The entries need to be copied exactly.
-------------------------
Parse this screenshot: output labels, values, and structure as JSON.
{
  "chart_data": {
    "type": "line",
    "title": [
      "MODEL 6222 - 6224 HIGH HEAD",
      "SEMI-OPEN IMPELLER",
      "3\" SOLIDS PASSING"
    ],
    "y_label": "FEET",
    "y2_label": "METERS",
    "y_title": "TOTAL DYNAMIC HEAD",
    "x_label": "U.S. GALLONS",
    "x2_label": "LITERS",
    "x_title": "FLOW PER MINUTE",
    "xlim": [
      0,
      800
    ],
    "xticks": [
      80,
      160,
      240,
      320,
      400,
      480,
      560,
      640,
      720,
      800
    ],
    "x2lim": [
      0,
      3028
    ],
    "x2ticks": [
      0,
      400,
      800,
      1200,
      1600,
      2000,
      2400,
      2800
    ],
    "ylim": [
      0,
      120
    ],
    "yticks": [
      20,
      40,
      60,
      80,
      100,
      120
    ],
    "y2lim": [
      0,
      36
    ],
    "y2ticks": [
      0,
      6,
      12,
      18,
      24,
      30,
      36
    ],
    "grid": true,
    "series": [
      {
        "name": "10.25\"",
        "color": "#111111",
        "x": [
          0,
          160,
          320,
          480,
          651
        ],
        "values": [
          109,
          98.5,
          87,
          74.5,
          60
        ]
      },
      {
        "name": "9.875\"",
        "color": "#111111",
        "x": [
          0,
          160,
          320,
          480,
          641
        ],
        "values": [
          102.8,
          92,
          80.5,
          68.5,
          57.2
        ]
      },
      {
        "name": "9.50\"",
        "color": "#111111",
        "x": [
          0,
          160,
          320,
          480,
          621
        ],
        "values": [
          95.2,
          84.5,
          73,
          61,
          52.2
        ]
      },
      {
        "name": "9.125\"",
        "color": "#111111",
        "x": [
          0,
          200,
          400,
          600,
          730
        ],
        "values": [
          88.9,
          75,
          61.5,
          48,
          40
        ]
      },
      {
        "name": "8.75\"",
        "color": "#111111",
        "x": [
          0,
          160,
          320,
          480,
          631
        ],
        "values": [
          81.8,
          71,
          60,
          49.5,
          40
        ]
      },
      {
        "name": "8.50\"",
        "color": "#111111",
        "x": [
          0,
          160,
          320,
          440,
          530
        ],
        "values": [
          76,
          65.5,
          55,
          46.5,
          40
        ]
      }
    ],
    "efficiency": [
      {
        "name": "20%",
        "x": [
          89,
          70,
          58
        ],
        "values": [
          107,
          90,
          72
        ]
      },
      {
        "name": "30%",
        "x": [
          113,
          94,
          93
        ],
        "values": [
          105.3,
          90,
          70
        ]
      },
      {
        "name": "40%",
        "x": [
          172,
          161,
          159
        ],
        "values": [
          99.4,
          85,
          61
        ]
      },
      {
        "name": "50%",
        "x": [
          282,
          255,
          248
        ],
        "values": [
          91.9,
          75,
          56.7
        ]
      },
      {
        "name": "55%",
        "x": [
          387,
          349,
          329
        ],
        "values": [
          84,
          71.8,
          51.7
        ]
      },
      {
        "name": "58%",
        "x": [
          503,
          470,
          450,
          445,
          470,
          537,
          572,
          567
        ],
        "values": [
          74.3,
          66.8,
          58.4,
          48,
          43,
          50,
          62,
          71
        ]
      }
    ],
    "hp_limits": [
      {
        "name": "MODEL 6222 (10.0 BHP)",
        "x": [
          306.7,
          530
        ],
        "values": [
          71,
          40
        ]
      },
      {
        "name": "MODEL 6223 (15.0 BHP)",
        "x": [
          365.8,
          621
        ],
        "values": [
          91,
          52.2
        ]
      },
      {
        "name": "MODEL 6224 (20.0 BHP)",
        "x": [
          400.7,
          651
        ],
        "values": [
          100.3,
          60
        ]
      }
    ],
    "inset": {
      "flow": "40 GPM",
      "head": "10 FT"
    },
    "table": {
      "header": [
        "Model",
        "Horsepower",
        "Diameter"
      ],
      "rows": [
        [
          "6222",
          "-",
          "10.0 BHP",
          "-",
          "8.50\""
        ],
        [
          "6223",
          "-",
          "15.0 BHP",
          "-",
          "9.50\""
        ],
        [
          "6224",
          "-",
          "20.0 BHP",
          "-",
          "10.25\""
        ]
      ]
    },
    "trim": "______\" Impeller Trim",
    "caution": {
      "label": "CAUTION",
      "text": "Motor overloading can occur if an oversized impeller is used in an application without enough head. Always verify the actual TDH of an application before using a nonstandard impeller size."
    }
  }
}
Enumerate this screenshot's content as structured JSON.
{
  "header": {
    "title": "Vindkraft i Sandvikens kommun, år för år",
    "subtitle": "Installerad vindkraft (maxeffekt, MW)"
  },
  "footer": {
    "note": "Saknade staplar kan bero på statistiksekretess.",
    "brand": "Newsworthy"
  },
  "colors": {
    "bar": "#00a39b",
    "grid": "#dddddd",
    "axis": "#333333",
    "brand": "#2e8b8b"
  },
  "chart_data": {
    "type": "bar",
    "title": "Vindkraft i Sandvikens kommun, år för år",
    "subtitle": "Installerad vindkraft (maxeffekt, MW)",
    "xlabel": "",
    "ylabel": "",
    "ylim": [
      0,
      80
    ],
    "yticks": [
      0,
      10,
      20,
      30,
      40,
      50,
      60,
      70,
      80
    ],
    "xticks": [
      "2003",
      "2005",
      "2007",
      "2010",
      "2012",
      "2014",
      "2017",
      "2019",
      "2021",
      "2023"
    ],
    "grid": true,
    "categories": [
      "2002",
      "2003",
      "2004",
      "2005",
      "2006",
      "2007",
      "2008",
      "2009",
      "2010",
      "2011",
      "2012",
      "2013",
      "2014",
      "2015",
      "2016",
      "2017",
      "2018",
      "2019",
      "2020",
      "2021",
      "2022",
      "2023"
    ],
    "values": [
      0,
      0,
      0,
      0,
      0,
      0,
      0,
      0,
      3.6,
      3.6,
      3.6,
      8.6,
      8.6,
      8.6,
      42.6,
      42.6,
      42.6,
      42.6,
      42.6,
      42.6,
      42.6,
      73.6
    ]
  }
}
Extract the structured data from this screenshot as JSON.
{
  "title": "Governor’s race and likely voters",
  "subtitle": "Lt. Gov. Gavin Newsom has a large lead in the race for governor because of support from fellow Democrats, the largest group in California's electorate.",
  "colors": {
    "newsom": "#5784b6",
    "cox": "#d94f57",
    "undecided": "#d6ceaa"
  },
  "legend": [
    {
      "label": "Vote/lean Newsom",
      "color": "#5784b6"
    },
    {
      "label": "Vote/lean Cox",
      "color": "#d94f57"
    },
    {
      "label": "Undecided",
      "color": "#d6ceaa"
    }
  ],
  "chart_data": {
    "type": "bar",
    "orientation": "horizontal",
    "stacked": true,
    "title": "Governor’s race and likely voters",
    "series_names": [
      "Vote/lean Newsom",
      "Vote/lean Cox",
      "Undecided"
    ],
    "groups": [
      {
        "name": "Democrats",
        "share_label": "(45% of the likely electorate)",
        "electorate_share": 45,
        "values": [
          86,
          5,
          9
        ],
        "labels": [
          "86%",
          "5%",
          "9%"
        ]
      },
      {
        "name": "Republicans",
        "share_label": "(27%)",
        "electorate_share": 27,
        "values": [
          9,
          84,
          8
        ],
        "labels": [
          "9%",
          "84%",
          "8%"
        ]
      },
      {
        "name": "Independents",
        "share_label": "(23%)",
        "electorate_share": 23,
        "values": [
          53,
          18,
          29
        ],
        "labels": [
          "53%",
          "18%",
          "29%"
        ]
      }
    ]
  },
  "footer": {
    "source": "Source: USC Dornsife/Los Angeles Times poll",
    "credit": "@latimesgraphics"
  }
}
-------------------------
## Task result
Parse this screenshot: output labels, values, and structure as JSON.
{
  "chart_data": {
    "type": "line",
    "title": [
      "MODEL 6222 - 6224 HIGH HEAD",
      "SEMI-OPEN IMPELLER",
      "3\" SOLIDS PASSING"
    ],
    "y_label": "FEET",
    "y2_label": "METERS",
    "y_title": "TOTAL DYNAMIC HEAD",
    "x_label": "U.S. GALLONS",
    "x2_label": "LITERS",
    "x_title": "FLOW PER MINUTE",
    "xlim": [
      0,
      800
    ],
    "xticks": [
      80,
      160,
      240,
      320,
      400,
      480,
      560,
      640,
      720,
      800
    ],
    "x2lim": [
      0,
      3028
    ],
    "x2ticks": [
      0,
      400,
      800,
      1200,
      1600,
      2000,
      2400,
      2800
    ],
    "ylim": [
      0,
      120
    ],
    "yticks": [
      20,
      40,
      60,
      80,
      100,
      120
    ],
    "y2lim": [
      0,
      36
    ],
    "y2ticks": [
      0,
      6,
      12,
      18,
      24,
      30,
      36
    ],
    "grid": true,
    "series": [
      {
        "name": "10.25\"",
        "color": "#111111",
        "x": [
          0,
          160,
          320,
          480,
          651
        ],
        "values": [
          109,
          98.5,
          87,
          74.5,
          60
        ]
      },
      {
        "name": "9.875\"",
        "color": "#111111",
        "x": [
          0,
          160,
          320,
          480,
          641
        ],
        "values": [
          102.8,
          92,
          80.5,
          68.5,
          57.2
        ]
      },
      {
        "name": "9.50\"",
        "color": "#111111",
        "x": [
          0,
          160,
          320,
          480,
          621
        ],
        "values": [
          95.2,
          84.5,
          73,
          61,
          52.2
        ]
      },
      {
        "name": "9.125\"",
        "color": "#111111",
        "x": [
          0,
          200,
          400,
          600,
          730
        ],
        "values": [
          88.9,
          75,
          61.5,
          48,
          40
        ]
      },
      {
        "name": "8.75\"",
        "color": "#111111",
        "x": [
          0,
          160,
          320,
          480,
          631
        ],
        "values": [
          81.8,
          71,
          60,
          49.5,
          40
        ]
      },
      {
        "name": "8.50\"",
        "color": "#111111",
        "x": [
          0,
          160,
          320,
          440,
          530
        ],
        "values": [
          76,
          65.5,
          55,
          46.5,
          40
        ]
      }
    ],
    "efficiency": [
      {
        "name": "20%",
        "x": [
          89,
          70,
          58
        ],
        "values": [
          107,
          90,
          72
        ]
      },
      {
        "name": "30%",
        "x": [
          113,
          94,
          93
        ],
        "values": [
          105.3,
          90,
          70
        ]
      },
      {
        "name": "40%",
        "x": [
          172,
          161,
          159
        ],
        "values": [
          99.4,
          85,
          61
        ]
      },
      {
        "name": "50%",
        "x": [
          282,
          255,
          248
        ],
        "values": [
          91.9,
          75,
          56.7
        ]
      },
      {
        "name": "55%",
        "x": [
          387,
          349,
          329
        ],
        "values": [
          84,
          71.8,
          51.7
        ]
      },
      {
        "name": "58%",
        "x": [
          503,
          470,
          450,
          445,
          470,
          537,
          572,
          567
        ],
        "values": [
          74.3,
          66.8,
          58.4,
          48,
          43,
          50,
          62,
          71
        ]
      }
    ],
    "hp_limits": [
      {
        "name": "MODEL 6222 (10.0 BHP)",
        "x": [
          306.7,
          530
        ],
        "values": [
          71,
          40
        ]
      },
      {
        "name": "MODEL 6223 (15.0 BHP)",
        "x": [
          365.8,
          621
        ],
        "values": [
          91,
          52.2
        ]
      },
      {
        "name": "MODEL 6224 (20.0 BHP)",
        "x": [
          400.7,
          651
        ],
        "values": [
          100.3,
          60
        ]
      }
    ],
    "inset": {
      "flow": "40 GPM",
      "head": "10 FT"
    },
    "table": {
      "header": [
        "Model",
        "Horsepower",
        "Diameter"
      ],
      "rows": [
        [
          "6222",
          "-",
          "10.0 BHP",
          "-",
          "8.50\""
        ],
        [
          "6223",
          "-",
          "15.0 BHP",
          "-",
          "9.50\""
        ],
        [
          "6224",
          "-",
          "20.0 BHP",
          "-",
          "10.25\""
        ]
      ]
    },
    "trim": "______\" Impeller Trim",
    "caution": {
      "label": "CAUTION",
      "text": "Motor overloading can occur if an oversized impeller is used in an application without enough head. Always verify the actual TDH of an application before using a nonstandard impeller size."
    }
  }
}
Enumerate this screenshot's content as structured JSON.
{
  "header": {
    "title": "Vindkraft i Sandvikens kommun, år för år",
    "subtitle": "Installerad vindkraft (maxeffekt, MW)"
  },
  "footer": {
    "note": "Saknade staplar kan bero på statistiksekretess.",
    "brand": "Newsworthy"
  },
  "colors": {
    "bar": "#00a39b",
    "grid": "#dddddd",
    "axis": "#333333",
    "brand": "#2e8b8b"
  },
  "chart_data": {
    "type": "bar",
    "title": "Vindkraft i Sandvikens kommun, år för år",
    "subtitle": "Installerad vindkraft (maxeffekt, MW)",
    "xlabel": "",
    "ylabel": "",
    "ylim": [
      0,
      80
    ],
    "yticks": [
      0,
      10,
      20,
      30,
      40,
      50,
      60,
      70,
      80
    ],
    "xticks": [
      "2003",
      "2005",
      "2007",
      "2010",
      "2012",
      "2014",
      "2017",
      "2019",
      "2021",
      "2023"
    ],
    "grid": true,
    "categories": [
      "2002",
      "2003",
      "2004",
      "2005",
      "2006",
      "2007",
      "2008",
      "2009",
      "2010",
      "2011",
      "2012",
      "2013",
      "2014",
      "2015",
      "2016",
      "2017",
      "2018",
      "2019",
      "2020",
      "2021",
      "2022",
      "2023"
    ],
    "values": [
      0,
      0,
      0,
      0,
      0,
      0,
      0,
      0,
      3.6,
      3.6,
      3.6,
      8.6,
      8.6,
      8.6,
      42.6,
      42.6,
      42.6,
      42.6,
      42.6,
      42.6,
      42.6,
      73.6
    ]
  }
}
Extract the structured data from this screenshot as JSON.
{
  "title": "Governor’s race and likely voters",
  "subtitle": "Lt. Gov. Gavin Newsom has a large lead in the race for governor because of support from fellow Democrats, the largest group in California's electorate.",
  "colors": {
    "newsom": "#5784b6",
    "cox": "#d94f57",
    "undecided": "#d6ceaa"
  },
  "legend": [
    {
      "label": "Vote/lean Newsom",
      "color": "#5784b6"
    },
    {
      "label": "Vote/lean Cox",
      "color": "#d94f57"
    },
    {
      "label": "Undecided",
      "color": "#d6ceaa"
    }
  ],
  "chart_data": {
    "type": "bar",
    "orientation": "horizontal",
    "stacked": true,
    "title": "Governor’s race and likely voters",
    "series_names": [
      "Vote/lean Newsom",
      "Vote/lean Cox",
      "Undecided"
    ],
    "groups": [
      {
        "name": "Democrats",
        "share_label": "(45% of the likely electorate)",
        "electorate_share": 45,
        "values": [
          86,
          5,
          9
        ],
        "labels": [
          "86%",
          "5%",
          "9%"
        ]
      },
      {
        "name": "Republicans",
        "share_label": "(27%)",
        "electorate_share": 27,
        "values": [
          9,
          84,
          8
        ],
        "labels": [
          "9%",
          "84%",
          "8%"
        ]
      },
      {
        "name": "Independents",
        "share_label": "(23%)",
        "electorate_share": 23,
        "values": [
          53,
          18,
          29
        ],
        "labels": [
          "53%",
          "18%",
          "29%"
        ]
      }
    ]
  },
  "footer": {
    "source": "Source: USC Dornsife/Los Angeles Times poll",
    "credit": "@latimesgraphics"
  }
}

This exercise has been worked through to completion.